MATERIALS PROVIDED

☆ ☆ ☆ ☆ ☆ ☆ ☆

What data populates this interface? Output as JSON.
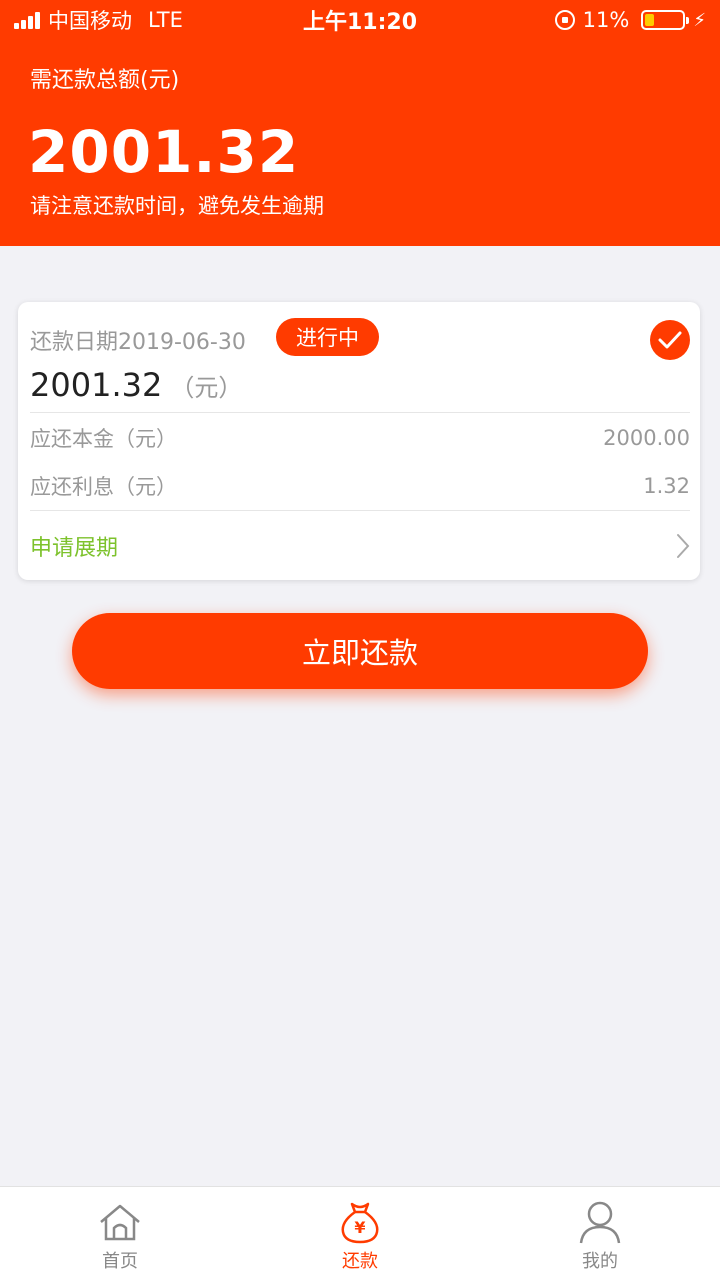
{
  "status_bar": {
    "carrier": "中国移动",
    "network": "LTE",
    "time": "上午11:20",
    "battery": "11%",
    "battery_level": 0.11
  },
  "header": {
    "total_label": "需还款总额(元)",
    "total_amount": "2001.32",
    "tip": "请注意还款时间，避免发生逾期"
  },
  "card": {
    "date_label": "还款日期2019-06-30",
    "status_badge": "进行中",
    "amount": "2001.32",
    "amount_unit": "（元）",
    "rows": [
      {
        "label": "应还本金（元）",
        "value": "2000.00"
      },
      {
        "label": "应还利息（元）",
        "value": "1.32"
      }
    ],
    "extend_label": "申请展期"
  },
  "pay_button": "立即还款",
  "tabbar": {
    "items": [
      {
        "label": "首页",
        "icon": "home-icon"
      },
      {
        "label": "还款",
        "icon": "money-bag-icon"
      },
      {
        "label": "我的",
        "icon": "user-icon"
      }
    ]
  },
  "colors": {
    "accent": "#ff3b00",
    "link_green": "#7dc22c"
  }
}
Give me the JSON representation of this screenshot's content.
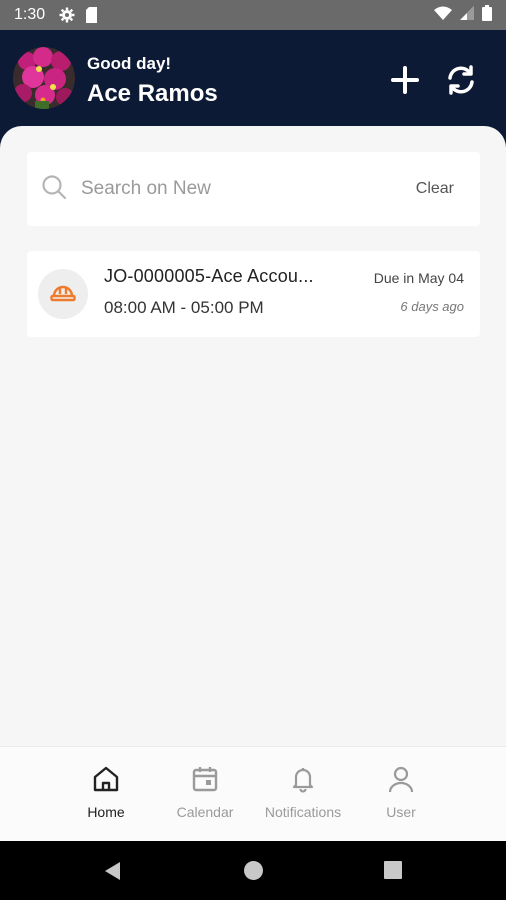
{
  "status_bar": {
    "time": "1:30",
    "icons": [
      "gear-icon",
      "sim-card-icon",
      "wifi-icon",
      "signal-icon",
      "battery-icon"
    ]
  },
  "header": {
    "greeting": "Good day!",
    "user_name": "Ace Ramos",
    "actions": [
      "plus-icon",
      "refresh-icon"
    ],
    "background_color": "#0c1a35"
  },
  "search": {
    "placeholder": "Search on New",
    "clear_label": "Clear"
  },
  "jobs": [
    {
      "title": "JO-0000005-Ace Accou...",
      "time_range": "08:00 AM - 05:00 PM",
      "due": "Due in May 04",
      "age": "6 days ago",
      "icon": "hard-hat-icon",
      "icon_color": "#f07a2c"
    }
  ],
  "bottom_nav": {
    "items": [
      {
        "label": "Home",
        "icon": "home-icon",
        "active": true
      },
      {
        "label": "Calendar",
        "icon": "calendar-icon",
        "active": false
      },
      {
        "label": "Notifications",
        "icon": "bell-icon",
        "active": false
      },
      {
        "label": "User",
        "icon": "user-icon",
        "active": false
      }
    ]
  },
  "system_nav": [
    "back-icon",
    "home-circle-icon",
    "recents-icon"
  ]
}
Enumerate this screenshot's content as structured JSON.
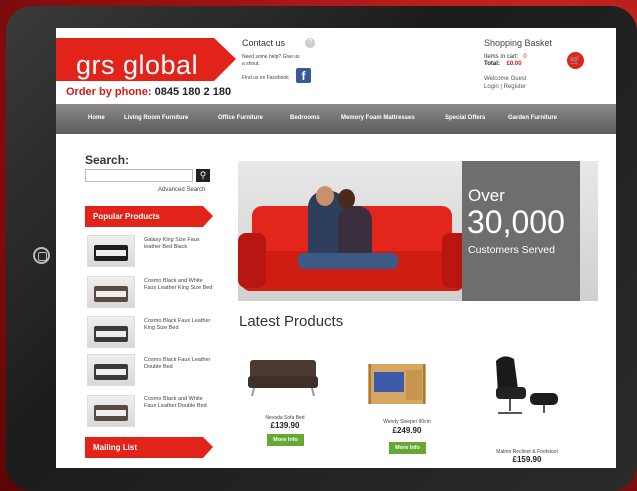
{
  "header": {
    "logo": "grs global",
    "phone_label": "Order by phone:",
    "phone_number": "0845 180 2 180",
    "contact_title": "Contact us",
    "help_text": "Need some help? Give us a shout.",
    "facebook_text": "Find us on Facebook",
    "basket_title": "Shopping Basket",
    "items_label": "Items in cart:",
    "items_value": "0",
    "total_label": "Total:",
    "total_value": "£0.00",
    "welcome": "Welcome Guest",
    "login_register": "Login | Register"
  },
  "nav": [
    "Home",
    "Living Room Furniture",
    "Office Furniture",
    "Bedrooms",
    "Memory Foam Mattresses",
    "Special Offers",
    "Garden Furniture"
  ],
  "sidebar": {
    "search_label": "Search:",
    "advanced_search": "Advanced Search",
    "popular_title": "Popular Products",
    "products": [
      "Galaxy King Size Faux leather Bed Black",
      "Cosmo Black and White Faux Leather King Size Bed",
      "Cosmo Black Faux Leather King Size Bed",
      "Cosmo Black Faux Leather Double Bed",
      "Cosmo Black and White Faux Leather Double Bed"
    ],
    "mailing_title": "Mailing List"
  },
  "banner": {
    "over": "Over",
    "number": "30,000",
    "subtitle": "Customers Served"
  },
  "latest": {
    "title": "Latest Products",
    "items": [
      {
        "name": "Nevada Sofa Bed",
        "price": "£139.90",
        "button": "More Info"
      },
      {
        "name": "Wendy Sleeper 90cm",
        "price": "£249.90",
        "button": "More Info"
      },
      {
        "name": "Malmo Recliner & Footstool",
        "price": "£159.90"
      }
    ]
  },
  "colors": {
    "brand_red": "#e2231a",
    "nav_grey": "#6e6e6e",
    "button_green": "#66a834"
  }
}
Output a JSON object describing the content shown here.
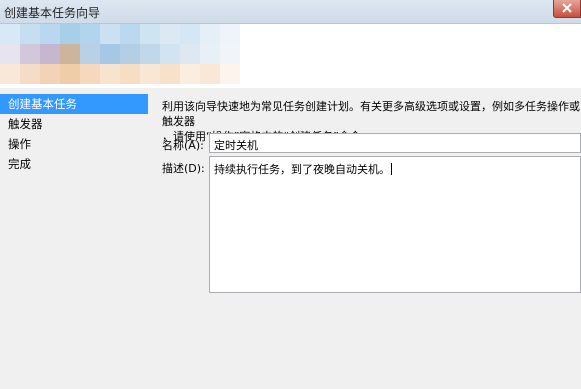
{
  "window": {
    "title": "创建基本任务向导"
  },
  "nav": {
    "items": [
      {
        "label": "创建基本任务"
      },
      {
        "label": "触发器"
      },
      {
        "label": "操作"
      },
      {
        "label": "完成"
      }
    ]
  },
  "content": {
    "description_line1": "利用该向导快速地为常见任务创建计划。有关更多高级选项或设置，例如多任务操作或触发器",
    "description_line2": "，请使用“操作”窗格中的“创建任务”命令。",
    "name_label": "名称(A):",
    "name_value": "定时关机",
    "desc_label": "描述(D):",
    "desc_value": "持续执行任务，到了夜晚自动关机。"
  },
  "colors": {
    "selection": "#3399ff",
    "close_button": "#c7503e"
  },
  "icons": {
    "close": "close-icon"
  }
}
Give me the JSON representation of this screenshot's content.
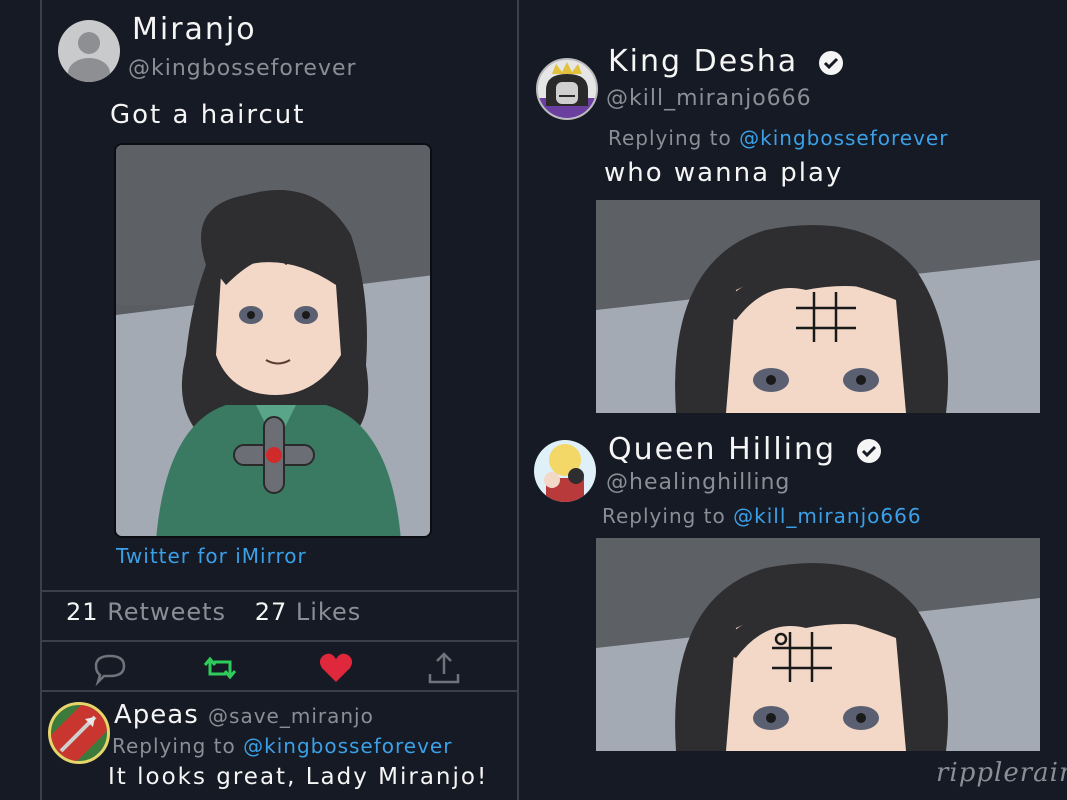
{
  "main_post": {
    "name": "Miranjo",
    "handle": "@kingbosseforever",
    "text": "Got a haircut",
    "client": "Twitter for iMirror",
    "retweets_count": "21",
    "retweets_label": "Retweets",
    "likes_count": "27",
    "likes_label": "Likes"
  },
  "reply_apeas": {
    "name": "Apeas",
    "handle": "@save_miranjo",
    "replying_prefix": "Replying to",
    "replying_to": "@kingbosseforever",
    "text": "It looks great, Lady Miranjo!"
  },
  "reply_desha": {
    "name": "King Desha",
    "handle": "@kill_miranjo666",
    "replying_prefix": "Replying to",
    "replying_to": "@kingbosseforever",
    "text": "who wanna play"
  },
  "reply_hilling": {
    "name": "Queen Hilling",
    "handle": "@healinghilling",
    "replying_prefix": "Replying to",
    "replying_to": "@kill_miranjo666"
  },
  "signature": "ripplerain",
  "colors": {
    "background": "#161a24",
    "link": "#3aa0e8",
    "muted": "#8a8e96",
    "retweet_green": "#2ecc5a",
    "like_red": "#e0283c"
  },
  "icons": [
    "reply-icon",
    "retweet-icon",
    "heart-icon",
    "share-icon",
    "verified-icon"
  ]
}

☆ ☆ ☆ ☆ ☆ ☆ ☆

REQUIRED WORK
In the listing, find every line with the word "this" and state how many there are, nothing more.

REPLY TO THE TASK
4